Task instructions:
1 > List every author named for the paper in the Unity description.
2 > Reproduce the part of the Unity description from "We present Unity, a" to "established scaling laws." word for word.

Extract:
Unity: Fully Self-Supervised Pretraining with Transformers for Recommendation

This repository contains the official implementation of the paper:

Unity: Fully Self-Supervised Pretraining with Transformers for Recommendation Shuang Yang, Yang Yang, Tao Liu, Feng Qi, Kaushik Rangadurai, Luke Simon, Sandeep Pandey

We present Unity, a fully self-supervised learning framework for recommendation. Unity integrates three key components: 1) Unity tokenization, an event-level tokenizer that converts heterogeneous engagement features into a single sequence of compact latent tokens; 2) Pollen, a Transformer architecture designed to program arbitrary interactions in the exponential-polynomial family; and 3) a masked-language model-style self-supervised learning paradigm. We evaluated the framework extensively in both production and public settings and report promising results including multiple production launches that have landed significant topline business metric gains in both organic and ads recommendation. Our early scaling experiments also demonstrate 2.3x-4.9x higher scaling efficiency compared to previously established scaling laws.

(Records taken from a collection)
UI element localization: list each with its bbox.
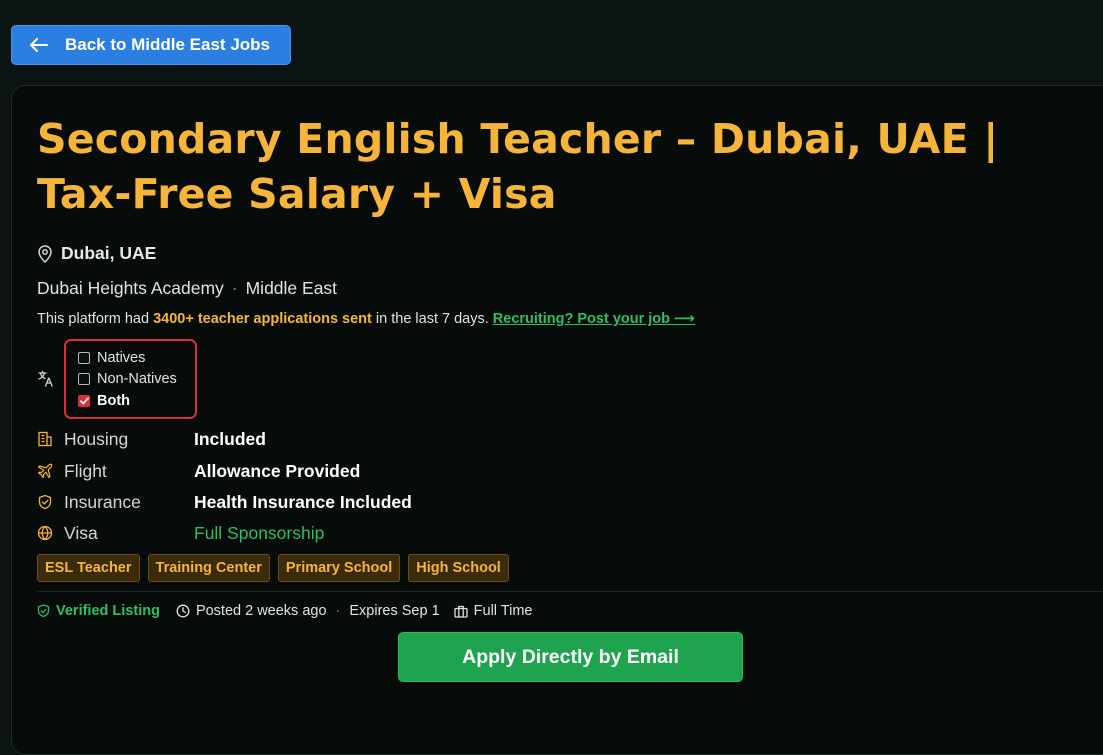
visa-label: Visa bbox=[64, 522, 98, 543]
housing-label: Housing bbox=[64, 428, 129, 449]
flight-value: Allowance Provided bbox=[194, 460, 361, 481]
stats-suffix: in the last 7 days. bbox=[375, 311, 489, 327]
platform-stats: This platform had 3400+ teacher applicat… bbox=[37, 311, 695, 327]
post-job-link[interactable]: Recruiting? Post your job ⟶ bbox=[493, 311, 695, 327]
benefit-row-insurance: Insurance Health Insurance Included bbox=[37, 491, 412, 513]
separator-dot: · bbox=[231, 278, 238, 298]
option-natives[interactable]: Natives bbox=[78, 350, 145, 366]
tag-high-school[interactable]: High School bbox=[408, 554, 509, 582]
non-natives-checkbox[interactable] bbox=[78, 373, 90, 385]
expires-text: Expires Sep 1 bbox=[349, 603, 440, 619]
clock-icon bbox=[176, 604, 190, 618]
translate-icon bbox=[37, 370, 54, 392]
language-preference-box: Natives Non-Natives Both bbox=[64, 339, 197, 419]
company-line: Dubai Heights Academy · Middle East bbox=[37, 278, 337, 299]
insurance-label: Insurance bbox=[64, 491, 141, 512]
benefit-row-housing: Housing Included bbox=[37, 428, 266, 450]
stats-prefix: This platform had bbox=[37, 311, 150, 327]
tag-training-center[interactable]: Training Center bbox=[147, 554, 270, 582]
tag-primary-school[interactable]: Primary School bbox=[277, 554, 401, 582]
benefit-row-flight: Flight Allowance Provided bbox=[37, 460, 360, 482]
briefcase-icon bbox=[454, 605, 468, 618]
posted-info: Posted 2 weeks ago bbox=[176, 603, 327, 619]
checkmark-icon bbox=[79, 397, 89, 405]
option-both[interactable]: Both bbox=[78, 393, 130, 409]
option-non-natives[interactable]: Non-Natives bbox=[78, 371, 177, 387]
region-name: Middle East bbox=[245, 278, 338, 298]
verified-shield-icon bbox=[37, 604, 50, 618]
arrow-left-icon bbox=[30, 38, 48, 52]
separator-dot: · bbox=[335, 603, 341, 619]
non-natives-label: Non-Natives bbox=[97, 371, 177, 387]
tag-esl-teacher[interactable]: ESL Teacher bbox=[37, 554, 140, 582]
building-icon bbox=[37, 431, 54, 447]
job-location: Dubai, UAE bbox=[37, 243, 156, 264]
benefit-row-visa: Visa Full Sponsorship bbox=[37, 522, 324, 544]
job-type: Full Time bbox=[454, 603, 533, 619]
natives-label: Natives bbox=[97, 350, 146, 366]
back-button-label: Back to Middle East Jobs bbox=[65, 35, 270, 54]
map-pin-icon bbox=[38, 244, 52, 263]
apply-by-email-button[interactable]: Apply Directly by Email bbox=[398, 632, 743, 682]
location-text: Dubai, UAE bbox=[61, 243, 157, 263]
job-tags: ESL Teacher Training Center Primary Scho… bbox=[37, 554, 517, 582]
verified-text: Verified Listing bbox=[56, 603, 160, 619]
both-label: Both bbox=[97, 393, 131, 409]
company-name: Dubai Heights Academy bbox=[37, 278, 224, 298]
visa-value: Full Sponsorship bbox=[194, 522, 325, 543]
globe-icon bbox=[37, 525, 54, 541]
posted-text: Posted 2 weeks ago bbox=[195, 603, 327, 619]
divider bbox=[37, 591, 1103, 592]
job-type-text: Full Time bbox=[473, 603, 533, 619]
shield-icon bbox=[37, 494, 54, 510]
natives-checkbox[interactable] bbox=[78, 352, 90, 364]
plane-icon bbox=[37, 463, 54, 479]
back-to-jobs-button[interactable]: Back to Middle East Jobs bbox=[11, 25, 291, 65]
listing-meta: Verified Listing Posted 2 weeks ago · Ex… bbox=[37, 603, 532, 619]
verified-listing: Verified Listing bbox=[37, 603, 160, 619]
housing-value: Included bbox=[194, 428, 266, 449]
stats-highlight: 3400+ teacher applications sent bbox=[153, 311, 372, 327]
flight-label: Flight bbox=[64, 460, 107, 481]
job-title: Secondary English Teacher – Dubai, UAE |… bbox=[37, 115, 999, 218]
both-checkbox[interactable] bbox=[78, 395, 90, 407]
insurance-value: Health Insurance Included bbox=[194, 491, 412, 512]
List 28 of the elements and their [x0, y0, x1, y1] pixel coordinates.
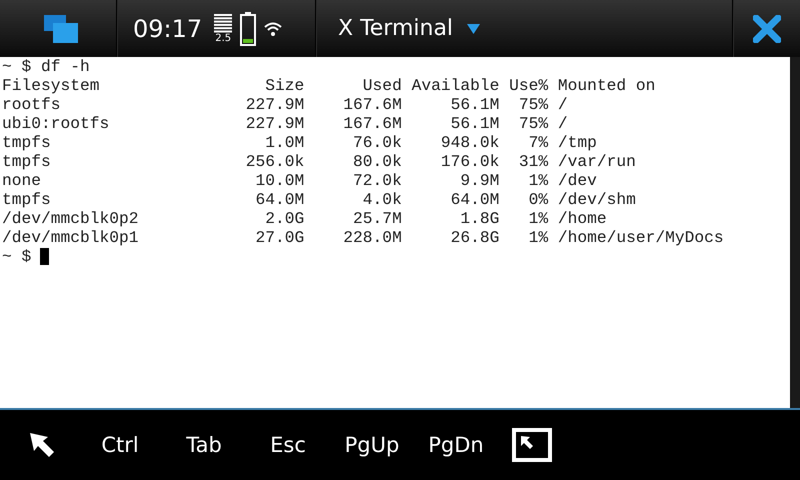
terminal-line: Filesystem Size Used Available Use% Mounted on	[2, 76, 656, 95]
key-button[interactable]: PgUp	[330, 433, 414, 457]
terminal-line: tmpfs 1.0M 76.0k 948.0k 7% /tmp	[2, 133, 598, 152]
terminal-line: ~ $ df -h	[2, 57, 91, 76]
fullscreen-toggle-icon[interactable]	[512, 428, 552, 462]
terminal-line: tmpfs 64.0M 4.0k 64.0M 0% /dev/shm	[2, 190, 637, 209]
terminal-line: /dev/mmcblk0p1 27.0G 228.0M 26.8G 1% /home/user/MyDocs	[2, 228, 725, 247]
dropdown-arrow-icon	[467, 24, 480, 34]
pointer-arrow-icon[interactable]	[28, 431, 56, 459]
signal-bars-icon	[214, 14, 232, 34]
shell-prompt: ~ $	[2, 247, 32, 266]
key-button[interactable]: PgDn	[414, 433, 498, 457]
scrollbar[interactable]	[790, 57, 800, 408]
key-button[interactable]: Tab	[162, 433, 246, 457]
terminal-line: ubi0:rootfs 227.9M 167.6M 56.1M 75% /	[2, 114, 569, 133]
network-label: 2.5	[215, 34, 232, 44]
terminal-line: rootfs 227.9M 167.6M 56.1M 75% /	[2, 95, 569, 114]
clock-time: 09:17	[133, 14, 202, 42]
task-switcher-icon[interactable]	[44, 14, 78, 42]
terminal-line: /dev/mmcblk0p2 2.0G 25.7M 1.8G 1% /home	[2, 209, 608, 228]
key-button[interactable]: Ctrl	[78, 433, 162, 457]
wifi-icon	[264, 20, 282, 36]
terminal-line: tmpfs 256.0k 80.0k 176.0k 31% /var/run	[2, 152, 637, 171]
terminal-line: none 10.0M 72.0k 9.9M 1% /dev	[2, 171, 598, 190]
text-cursor	[40, 248, 50, 265]
close-icon[interactable]	[752, 14, 780, 42]
battery-icon	[240, 12, 256, 46]
key-button[interactable]: Esc	[246, 433, 330, 457]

Exercise solutions:
1 > Shuang Yang, Yang Yang, Tao Liu, Feng Qi, Kaushik Rangadurai, Luke Simon, Sandeep Pandey

2 >
We present Unity, a fully self-supervised learning framework for recommendation. Unity integrates three key components: 1) Unity tokenization, an event-level tokenizer that converts heterogeneous engagement features into a single sequence of compact latent tokens; 2) Pollen, a Transformer architecture designed to program arbitrary interactions in the exponential-polynomial family; and 3) a masked-language model-style self-supervised learning paradigm. We evaluated the framework extensively in both production and public settings and report promising results including multiple production launches that have landed significant topline business metric gains in both organic and ads recommendation. Our early scaling experiments also demonstrate 2.3x-4.9x higher scaling efficiency compared to previously established scaling laws.